Leave out the images and repeat the listing below without a single change.

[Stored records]
>> Begin

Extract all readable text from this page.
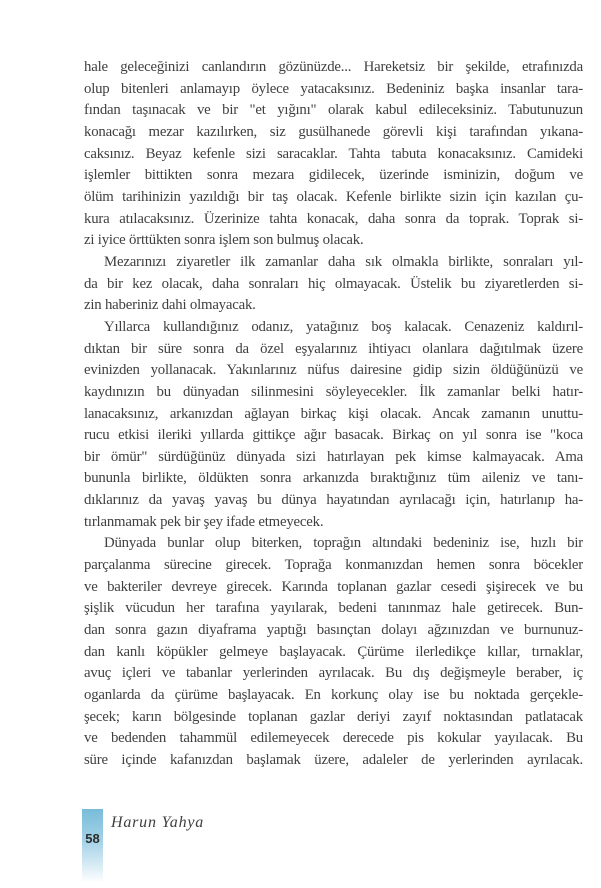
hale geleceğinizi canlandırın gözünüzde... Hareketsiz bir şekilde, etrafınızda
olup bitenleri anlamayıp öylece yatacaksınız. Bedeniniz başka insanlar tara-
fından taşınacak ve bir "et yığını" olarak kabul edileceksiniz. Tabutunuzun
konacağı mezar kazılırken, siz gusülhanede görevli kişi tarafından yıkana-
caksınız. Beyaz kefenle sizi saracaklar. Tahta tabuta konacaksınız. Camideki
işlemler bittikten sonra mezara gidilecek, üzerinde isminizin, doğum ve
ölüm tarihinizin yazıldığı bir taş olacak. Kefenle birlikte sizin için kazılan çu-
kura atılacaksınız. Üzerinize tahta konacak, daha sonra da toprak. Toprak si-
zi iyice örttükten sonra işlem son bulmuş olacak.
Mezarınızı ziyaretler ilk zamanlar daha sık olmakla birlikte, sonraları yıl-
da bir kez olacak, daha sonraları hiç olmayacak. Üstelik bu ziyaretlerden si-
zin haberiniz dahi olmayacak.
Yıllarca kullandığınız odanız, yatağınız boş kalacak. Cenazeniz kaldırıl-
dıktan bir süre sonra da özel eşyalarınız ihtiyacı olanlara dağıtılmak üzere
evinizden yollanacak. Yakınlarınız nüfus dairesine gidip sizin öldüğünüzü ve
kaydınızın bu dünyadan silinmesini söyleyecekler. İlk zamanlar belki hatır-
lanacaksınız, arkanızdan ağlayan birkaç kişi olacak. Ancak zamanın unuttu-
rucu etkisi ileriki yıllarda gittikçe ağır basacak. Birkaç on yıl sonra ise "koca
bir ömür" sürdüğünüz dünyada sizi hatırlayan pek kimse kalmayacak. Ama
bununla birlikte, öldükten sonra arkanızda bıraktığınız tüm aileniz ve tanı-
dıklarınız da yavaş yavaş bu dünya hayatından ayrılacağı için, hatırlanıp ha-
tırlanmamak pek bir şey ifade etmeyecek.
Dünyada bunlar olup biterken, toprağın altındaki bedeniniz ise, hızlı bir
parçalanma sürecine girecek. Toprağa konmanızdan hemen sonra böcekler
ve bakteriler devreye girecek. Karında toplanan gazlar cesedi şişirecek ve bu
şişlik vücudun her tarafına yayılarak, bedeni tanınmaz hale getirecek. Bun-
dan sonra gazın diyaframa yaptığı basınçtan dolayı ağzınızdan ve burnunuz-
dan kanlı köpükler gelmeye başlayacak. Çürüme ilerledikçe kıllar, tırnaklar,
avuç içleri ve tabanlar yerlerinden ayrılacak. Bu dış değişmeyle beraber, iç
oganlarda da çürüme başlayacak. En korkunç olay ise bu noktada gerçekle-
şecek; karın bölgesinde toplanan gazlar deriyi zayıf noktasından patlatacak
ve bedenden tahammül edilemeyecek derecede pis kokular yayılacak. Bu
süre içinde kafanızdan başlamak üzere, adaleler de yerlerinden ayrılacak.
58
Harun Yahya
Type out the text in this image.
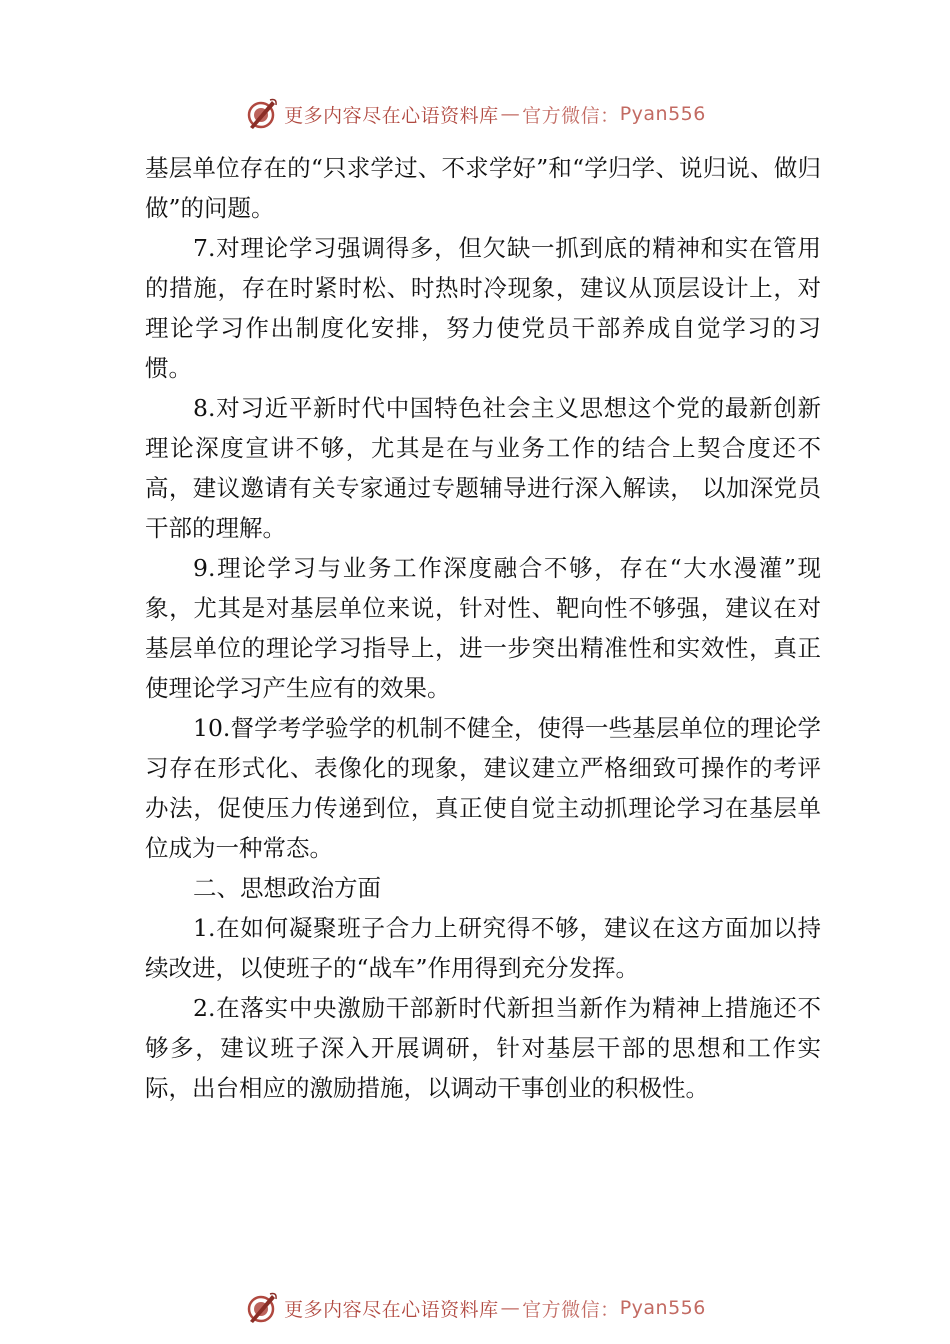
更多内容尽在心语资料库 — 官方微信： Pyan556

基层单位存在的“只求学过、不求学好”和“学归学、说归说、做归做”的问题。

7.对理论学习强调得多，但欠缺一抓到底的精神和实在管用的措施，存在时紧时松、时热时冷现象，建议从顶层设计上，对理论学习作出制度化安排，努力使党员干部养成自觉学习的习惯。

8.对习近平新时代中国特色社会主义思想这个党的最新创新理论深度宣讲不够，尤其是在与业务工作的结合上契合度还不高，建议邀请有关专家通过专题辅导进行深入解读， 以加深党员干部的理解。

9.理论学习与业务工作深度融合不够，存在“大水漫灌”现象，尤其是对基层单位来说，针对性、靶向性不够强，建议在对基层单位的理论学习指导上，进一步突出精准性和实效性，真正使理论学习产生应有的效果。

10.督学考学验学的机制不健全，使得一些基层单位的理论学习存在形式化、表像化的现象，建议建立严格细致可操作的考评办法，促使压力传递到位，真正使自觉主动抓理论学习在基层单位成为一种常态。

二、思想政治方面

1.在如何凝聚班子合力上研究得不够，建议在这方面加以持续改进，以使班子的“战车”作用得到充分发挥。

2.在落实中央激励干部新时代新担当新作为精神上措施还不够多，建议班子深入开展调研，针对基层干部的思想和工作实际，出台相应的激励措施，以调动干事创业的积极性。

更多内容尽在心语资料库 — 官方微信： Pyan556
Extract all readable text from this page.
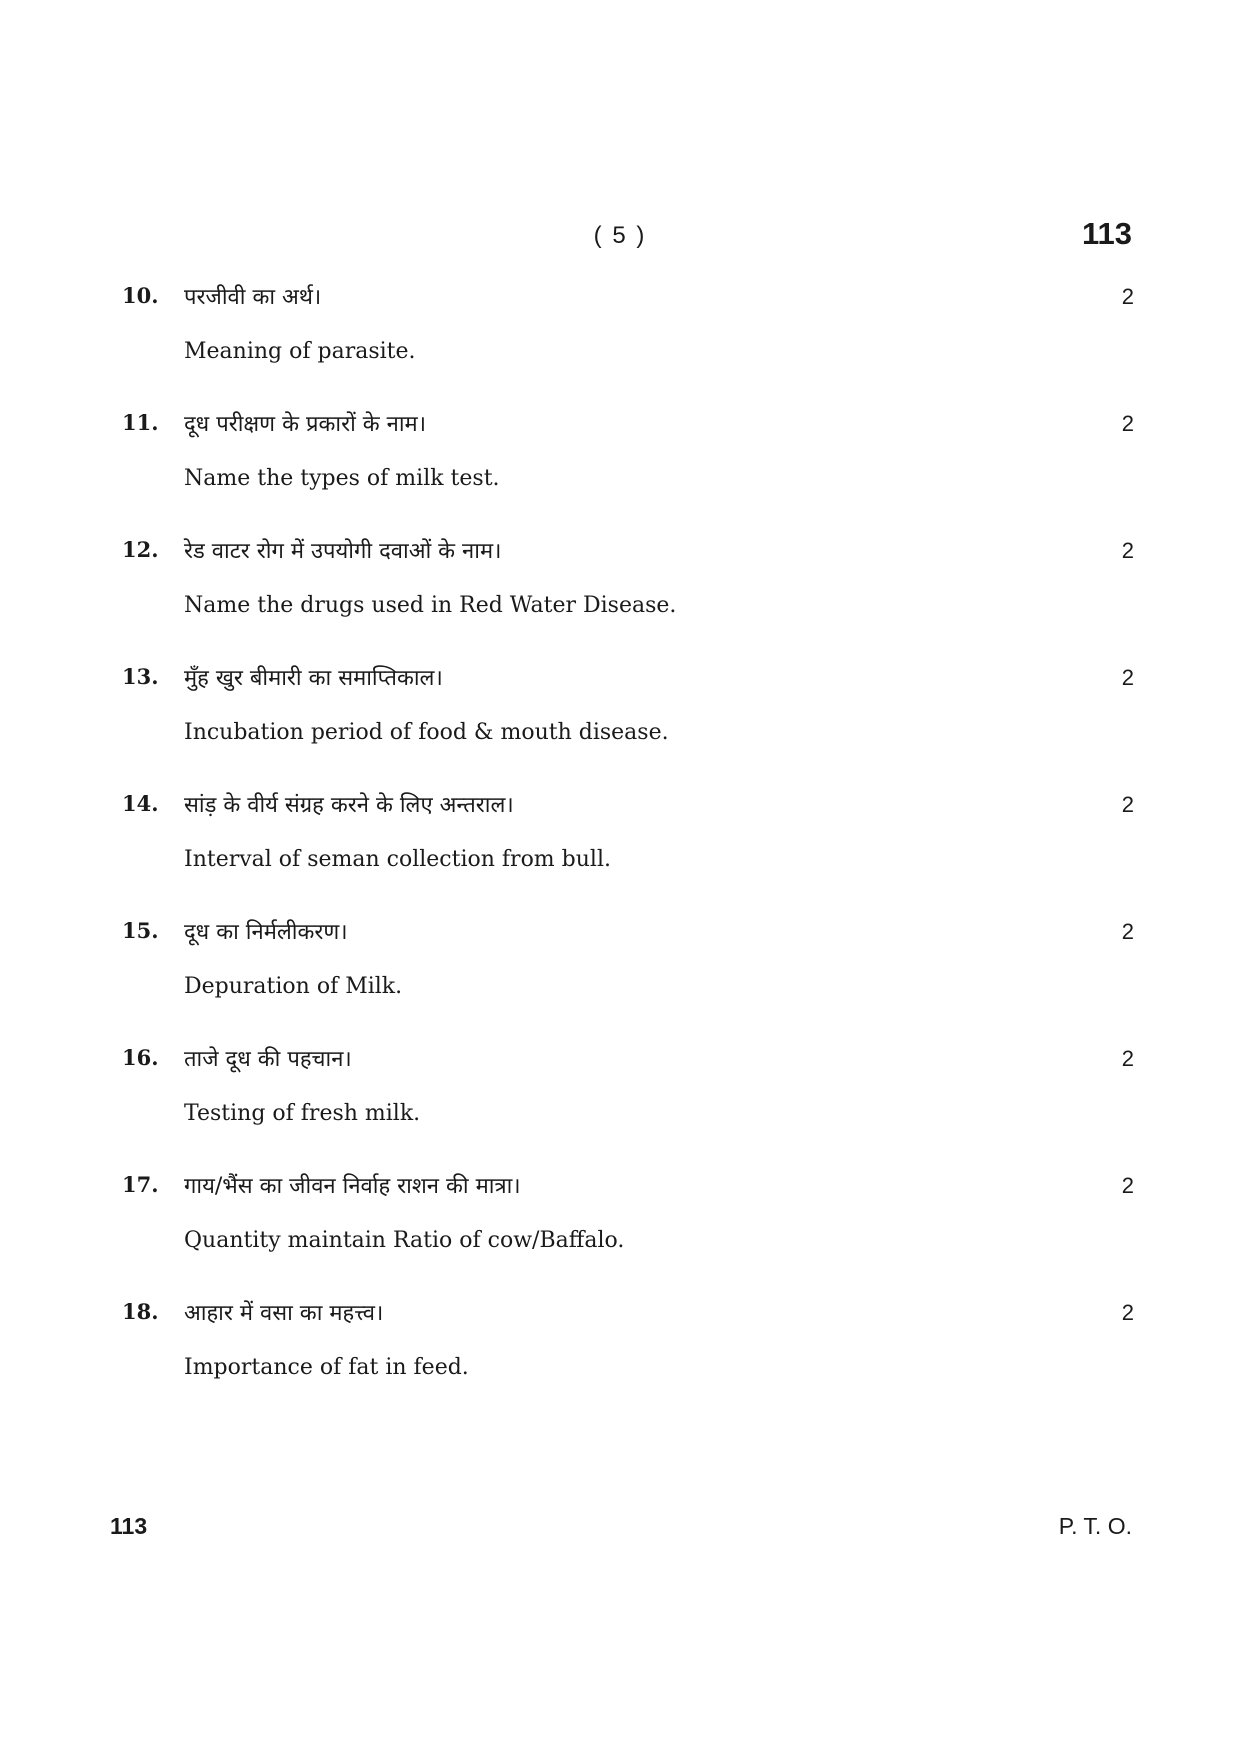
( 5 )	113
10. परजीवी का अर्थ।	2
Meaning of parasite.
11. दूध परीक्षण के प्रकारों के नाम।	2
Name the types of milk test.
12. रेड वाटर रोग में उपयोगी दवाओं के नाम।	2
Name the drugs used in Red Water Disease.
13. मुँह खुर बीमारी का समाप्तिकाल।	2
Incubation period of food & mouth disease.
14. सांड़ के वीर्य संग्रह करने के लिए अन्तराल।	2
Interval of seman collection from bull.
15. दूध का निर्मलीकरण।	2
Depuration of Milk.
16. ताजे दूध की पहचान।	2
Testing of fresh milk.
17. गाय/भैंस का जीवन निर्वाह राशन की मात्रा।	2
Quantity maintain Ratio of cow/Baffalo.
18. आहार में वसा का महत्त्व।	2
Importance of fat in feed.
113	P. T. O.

>> End

• _ANSWER TO THE PROBLEM_:
Extract all readable text from this page.
hale geleceğinizi canlandırın gözünüzde... Hareketsiz bir şekilde, etrafınızda
olup bitenleri anlamayıp öylece yatacaksınız. Bedeniniz başka insanlar tara-
fından taşınacak ve bir "et yığını" olarak kabul edileceksiniz. Tabutunuzun
konacağı mezar kazılırken, siz gusülhanede görevli kişi tarafından yıkana-
caksınız. Beyaz kefenle sizi saracaklar. Tahta tabuta konacaksınız. Camideki
işlemler bittikten sonra mezara gidilecek, üzerinde isminizin, doğum ve
ölüm tarihinizin yazıldığı bir taş olacak. Kefenle birlikte sizin için kazılan çu-
kura atılacaksınız. Üzerinize tahta konacak, daha sonra da toprak. Toprak si-
zi iyice örttükten sonra işlem son bulmuş olacak.
Mezarınızı ziyaretler ilk zamanlar daha sık olmakla birlikte, sonraları yıl-
da bir kez olacak, daha sonraları hiç olmayacak. Üstelik bu ziyaretlerden si-
zin haberiniz dahi olmayacak.
Yıllarca kullandığınız odanız, yatağınız boş kalacak. Cenazeniz kaldırıl-
dıktan bir süre sonra da özel eşyalarınız ihtiyacı olanlara dağıtılmak üzere
evinizden yollanacak. Yakınlarınız nüfus dairesine gidip sizin öldüğünüzü ve
kaydınızın bu dünyadan silinmesini söyleyecekler. İlk zamanlar belki hatır-
lanacaksınız, arkanızdan ağlayan birkaç kişi olacak. Ancak zamanın unuttu-
rucu etkisi ileriki yıllarda gittikçe ağır basacak. Birkaç on yıl sonra ise "koca
bir ömür" sürdüğünüz dünyada sizi hatırlayan pek kimse kalmayacak. Ama
bununla birlikte, öldükten sonra arkanızda bıraktığınız tüm aileniz ve tanı-
dıklarınız da yavaş yavaş bu dünya hayatından ayrılacağı için, hatırlanıp ha-
tırlanmamak pek bir şey ifade etmeyecek.
Dünyada bunlar olup biterken, toprağın altındaki bedeniniz ise, hızlı bir
parçalanma sürecine girecek. Toprağa konmanızdan hemen sonra böcekler
ve bakteriler devreye girecek. Karında toplanan gazlar cesedi şişirecek ve bu
şişlik vücudun her tarafına yayılarak, bedeni tanınmaz hale getirecek. Bun-
dan sonra gazın diyaframa yaptığı basınçtan dolayı ağzınızdan ve burnunuz-
dan kanlı köpükler gelmeye başlayacak. Çürüme ilerledikçe kıllar, tırnaklar,
avuç içleri ve tabanlar yerlerinden ayrılacak. Bu dış değişmeyle beraber, iç
oganlarda da çürüme başlayacak. En korkunç olay ise bu noktada gerçekle-
şecek; karın bölgesinde toplanan gazlar deriyi zayıf noktasından patlatacak
ve bedenden tahammül edilemeyecek derecede pis kokular yayılacak. Bu
süre içinde kafanızdan başlamak üzere, adaleler de yerlerinden ayrılacak.
58
Harun Yahya
Type out the text in this image.
更多内容尽在心语资料库 — 官方微信： Pyan556

基层单位存在的“只求学过、不求学好”和“学归学、说归说、做归做”的问题。

7.对理论学习强调得多，但欠缺一抓到底的精神和实在管用的措施，存在时紧时松、时热时冷现象，建议从顶层设计上，对理论学习作出制度化安排，努力使党员干部养成自觉学习的习惯。

8.对习近平新时代中国特色社会主义思想这个党的最新创新理论深度宣讲不够，尤其是在与业务工作的结合上契合度还不高，建议邀请有关专家通过专题辅导进行深入解读， 以加深党员干部的理解。

9.理论学习与业务工作深度融合不够，存在“大水漫灌”现象，尤其是对基层单位来说，针对性、靶向性不够强，建议在对基层单位的理论学习指导上，进一步突出精准性和实效性，真正使理论学习产生应有的效果。

10.督学考学验学的机制不健全，使得一些基层单位的理论学习存在形式化、表像化的现象，建议建立严格细致可操作的考评办法，促使压力传递到位，真正使自觉主动抓理论学习在基层单位成为一种常态。

二、思想政治方面

1.在如何凝聚班子合力上研究得不够，建议在这方面加以持续改进，以使班子的“战车”作用得到充分发挥。

2.在落实中央激励干部新时代新担当新作为精神上措施还不够多，建议班子深入开展调研，针对基层干部的思想和工作实际，出台相应的激励措施，以调动干事创业的积极性。

更多内容尽在心语资料库 — 官方微信： Pyan556
Extract all readable text from this page.
( 5 )	113
10. परजीवी का अर्थ।	2
Meaning of parasite.
11. दूध परीक्षण के प्रकारों के नाम।	2
Name the types of milk test.
12. रेड वाटर रोग में उपयोगी दवाओं के नाम।	2
Name the drugs used in Red Water Disease.
13. मुँह खुर बीमारी का समाप्तिकाल।	2
Incubation period of food & mouth disease.
14. सांड़ के वीर्य संग्रह करने के लिए अन्तराल।	2
Interval of seman collection from bull.
15. दूध का निर्मलीकरण।	2
Depuration of Milk.
16. ताजे दूध की पहचान।	2
Testing of fresh milk.
17. गाय/भैंस का जीवन निर्वाह राशन की मात्रा।	2
Quantity maintain Ratio of cow/Baffalo.
18. आहार में वसा का महत्त्व।	2
Importance of fat in feed.
113	P. T. O.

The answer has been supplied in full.